PROMPT: Go through the records and give each one again exactly.
═══ ITEMS
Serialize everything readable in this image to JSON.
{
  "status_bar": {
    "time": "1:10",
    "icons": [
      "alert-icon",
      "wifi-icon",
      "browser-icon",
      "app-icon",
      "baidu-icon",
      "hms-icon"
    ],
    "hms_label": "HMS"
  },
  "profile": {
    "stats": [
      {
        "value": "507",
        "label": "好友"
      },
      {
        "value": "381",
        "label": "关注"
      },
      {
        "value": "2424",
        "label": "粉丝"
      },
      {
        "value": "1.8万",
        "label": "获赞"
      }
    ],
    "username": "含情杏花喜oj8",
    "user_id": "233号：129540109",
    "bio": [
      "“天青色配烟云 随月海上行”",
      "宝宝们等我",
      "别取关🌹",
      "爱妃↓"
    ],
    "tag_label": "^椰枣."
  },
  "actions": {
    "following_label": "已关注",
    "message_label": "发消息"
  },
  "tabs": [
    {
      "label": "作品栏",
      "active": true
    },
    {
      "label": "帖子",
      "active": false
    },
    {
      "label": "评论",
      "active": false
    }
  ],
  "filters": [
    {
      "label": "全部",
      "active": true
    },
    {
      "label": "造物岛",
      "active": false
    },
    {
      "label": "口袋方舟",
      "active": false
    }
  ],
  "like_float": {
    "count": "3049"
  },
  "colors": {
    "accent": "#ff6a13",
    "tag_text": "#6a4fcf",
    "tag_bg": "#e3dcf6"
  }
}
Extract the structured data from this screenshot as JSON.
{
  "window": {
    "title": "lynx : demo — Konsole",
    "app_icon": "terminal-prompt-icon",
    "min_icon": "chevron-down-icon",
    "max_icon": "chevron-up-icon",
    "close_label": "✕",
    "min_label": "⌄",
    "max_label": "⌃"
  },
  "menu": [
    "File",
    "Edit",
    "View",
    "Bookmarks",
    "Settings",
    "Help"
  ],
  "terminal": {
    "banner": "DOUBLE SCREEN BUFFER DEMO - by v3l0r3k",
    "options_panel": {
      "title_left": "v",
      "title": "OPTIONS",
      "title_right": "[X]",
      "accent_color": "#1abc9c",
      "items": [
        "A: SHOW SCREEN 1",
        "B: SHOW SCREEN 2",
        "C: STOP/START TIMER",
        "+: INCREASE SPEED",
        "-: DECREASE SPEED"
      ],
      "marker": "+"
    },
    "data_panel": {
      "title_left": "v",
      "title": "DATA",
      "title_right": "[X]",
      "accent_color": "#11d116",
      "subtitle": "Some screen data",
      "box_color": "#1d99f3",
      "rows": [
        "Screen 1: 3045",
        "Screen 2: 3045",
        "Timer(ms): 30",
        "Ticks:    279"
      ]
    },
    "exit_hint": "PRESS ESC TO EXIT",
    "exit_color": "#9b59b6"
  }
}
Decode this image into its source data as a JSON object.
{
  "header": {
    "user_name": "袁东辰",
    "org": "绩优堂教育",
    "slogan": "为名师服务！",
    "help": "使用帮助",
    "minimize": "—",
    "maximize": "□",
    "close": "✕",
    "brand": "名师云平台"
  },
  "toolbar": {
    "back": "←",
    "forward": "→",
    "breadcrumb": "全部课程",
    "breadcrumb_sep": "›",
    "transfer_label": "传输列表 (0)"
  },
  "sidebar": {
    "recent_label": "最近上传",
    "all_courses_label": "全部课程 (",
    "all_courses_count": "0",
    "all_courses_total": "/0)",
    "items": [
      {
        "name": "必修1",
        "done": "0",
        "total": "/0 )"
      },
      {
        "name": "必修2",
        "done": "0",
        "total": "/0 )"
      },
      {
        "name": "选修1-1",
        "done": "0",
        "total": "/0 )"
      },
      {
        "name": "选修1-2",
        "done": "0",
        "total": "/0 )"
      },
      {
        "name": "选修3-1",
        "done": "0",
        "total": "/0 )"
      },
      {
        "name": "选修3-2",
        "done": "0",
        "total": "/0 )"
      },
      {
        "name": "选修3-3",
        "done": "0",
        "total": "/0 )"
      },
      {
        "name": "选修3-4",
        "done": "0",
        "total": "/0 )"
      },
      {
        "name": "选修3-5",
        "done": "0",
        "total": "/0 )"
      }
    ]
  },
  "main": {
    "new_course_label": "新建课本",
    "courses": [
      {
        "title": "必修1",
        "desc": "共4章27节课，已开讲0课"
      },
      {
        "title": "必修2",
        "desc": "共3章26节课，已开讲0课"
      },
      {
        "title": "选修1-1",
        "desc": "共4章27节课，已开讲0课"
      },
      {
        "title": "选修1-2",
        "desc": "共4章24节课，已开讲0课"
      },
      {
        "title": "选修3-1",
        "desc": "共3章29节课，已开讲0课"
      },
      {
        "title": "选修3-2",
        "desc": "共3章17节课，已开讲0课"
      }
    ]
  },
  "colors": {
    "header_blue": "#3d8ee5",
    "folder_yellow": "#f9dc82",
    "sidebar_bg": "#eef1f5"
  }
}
══════
OUTPUT BELOW:
Serialize everything readable in this image to JSON.
{
  "status_bar": {
    "time": "1:10",
    "icons": [
      "alert-icon",
      "wifi-icon",
      "browser-icon",
      "app-icon",
      "baidu-icon",
      "hms-icon"
    ],
    "hms_label": "HMS"
  },
  "profile": {
    "stats": [
      {
        "value": "507",
        "label": "好友"
      },
      {
        "value": "381",
        "label": "关注"
      },
      {
        "value": "2424",
        "label": "粉丝"
      },
      {
        "value": "1.8万",
        "label": "获赞"
      }
    ],
    "username": "含情杏花喜oj8",
    "user_id": "233号：129540109",
    "bio": [
      "“天青色配烟云 随月海上行”",
      "宝宝们等我",
      "别取关🌹",
      "爱妃↓"
    ],
    "tag_label": "^椰枣."
  },
  "actions": {
    "following_label": "已关注",
    "message_label": "发消息"
  },
  "tabs": [
    {
      "label": "作品栏",
      "active": true
    },
    {
      "label": "帖子",
      "active": false
    },
    {
      "label": "评论",
      "active": false
    }
  ],
  "filters": [
    {
      "label": "全部",
      "active": true
    },
    {
      "label": "造物岛",
      "active": false
    },
    {
      "label": "口袋方舟",
      "active": false
    }
  ],
  "like_float": {
    "count": "3049"
  },
  "colors": {
    "accent": "#ff6a13",
    "tag_text": "#6a4fcf",
    "tag_bg": "#e3dcf6"
  }
}
Extract the structured data from this screenshot as JSON.
{
  "window": {
    "title": "lynx : demo — Konsole",
    "app_icon": "terminal-prompt-icon",
    "min_icon": "chevron-down-icon",
    "max_icon": "chevron-up-icon",
    "close_label": "✕",
    "min_label": "⌄",
    "max_label": "⌃"
  },
  "menu": [
    "File",
    "Edit",
    "View",
    "Bookmarks",
    "Settings",
    "Help"
  ],
  "terminal": {
    "banner": "DOUBLE SCREEN BUFFER DEMO - by v3l0r3k",
    "options_panel": {
      "title_left": "v",
      "title": "OPTIONS",
      "title_right": "[X]",
      "accent_color": "#1abc9c",
      "items": [
        "A: SHOW SCREEN 1",
        "B: SHOW SCREEN 2",
        "C: STOP/START TIMER",
        "+: INCREASE SPEED",
        "-: DECREASE SPEED"
      ],
      "marker": "+"
    },
    "data_panel": {
      "title_left": "v",
      "title": "DATA",
      "title_right": "[X]",
      "accent_color": "#11d116",
      "subtitle": "Some screen data",
      "box_color": "#1d99f3",
      "rows": [
        "Screen 1: 3045",
        "Screen 2: 3045",
        "Timer(ms): 30",
        "Ticks:    279"
      ]
    },
    "exit_hint": "PRESS ESC TO EXIT",
    "exit_color": "#9b59b6"
  }
}
Decode this image into its source data as a JSON object.
{
  "header": {
    "user_name": "袁东辰",
    "org": "绩优堂教育",
    "slogan": "为名师服务！",
    "help": "使用帮助",
    "minimize": "—",
    "maximize": "□",
    "close": "✕",
    "brand": "名师云平台"
  },
  "toolbar": {
    "back": "←",
    "forward": "→",
    "breadcrumb": "全部课程",
    "breadcrumb_sep": "›",
    "transfer_label": "传输列表 (0)"
  },
  "sidebar": {
    "recent_label": "最近上传",
    "all_courses_label": "全部课程 (",
    "all_courses_count": "0",
    "all_courses_total": "/0)",
    "items": [
      {
        "name": "必修1",
        "done": "0",
        "total": "/0 )"
      },
      {
        "name": "必修2",
        "done": "0",
        "total": "/0 )"
      },
      {
        "name": "选修1-1",
        "done": "0",
        "total": "/0 )"
      },
      {
        "name": "选修1-2",
        "done": "0",
        "total": "/0 )"
      },
      {
        "name": "选修3-1",
        "done": "0",
        "total": "/0 )"
      },
      {
        "name": "选修3-2",
        "done": "0",
        "total": "/0 )"
      },
      {
        "name": "选修3-3",
        "done": "0",
        "total": "/0 )"
      },
      {
        "name": "选修3-4",
        "done": "0",
        "total": "/0 )"
      },
      {
        "name": "选修3-5",
        "done": "0",
        "total": "/0 )"
      }
    ]
  },
  "main": {
    "new_course_label": "新建课本",
    "courses": [
      {
        "title": "必修1",
        "desc": "共4章27节课，已开讲0课"
      },
      {
        "title": "必修2",
        "desc": "共3章26节课，已开讲0课"
      },
      {
        "title": "选修1-1",
        "desc": "共4章27节课，已开讲0课"
      },
      {
        "title": "选修1-2",
        "desc": "共4章24节课，已开讲0课"
      },
      {
        "title": "选修3-1",
        "desc": "共3章29节课，已开讲0课"
      },
      {
        "title": "选修3-2",
        "desc": "共3章17节课，已开讲0课"
      }
    ]
  },
  "colors": {
    "header_blue": "#3d8ee5",
    "folder_yellow": "#f9dc82",
    "sidebar_bg": "#eef1f5"
  }
}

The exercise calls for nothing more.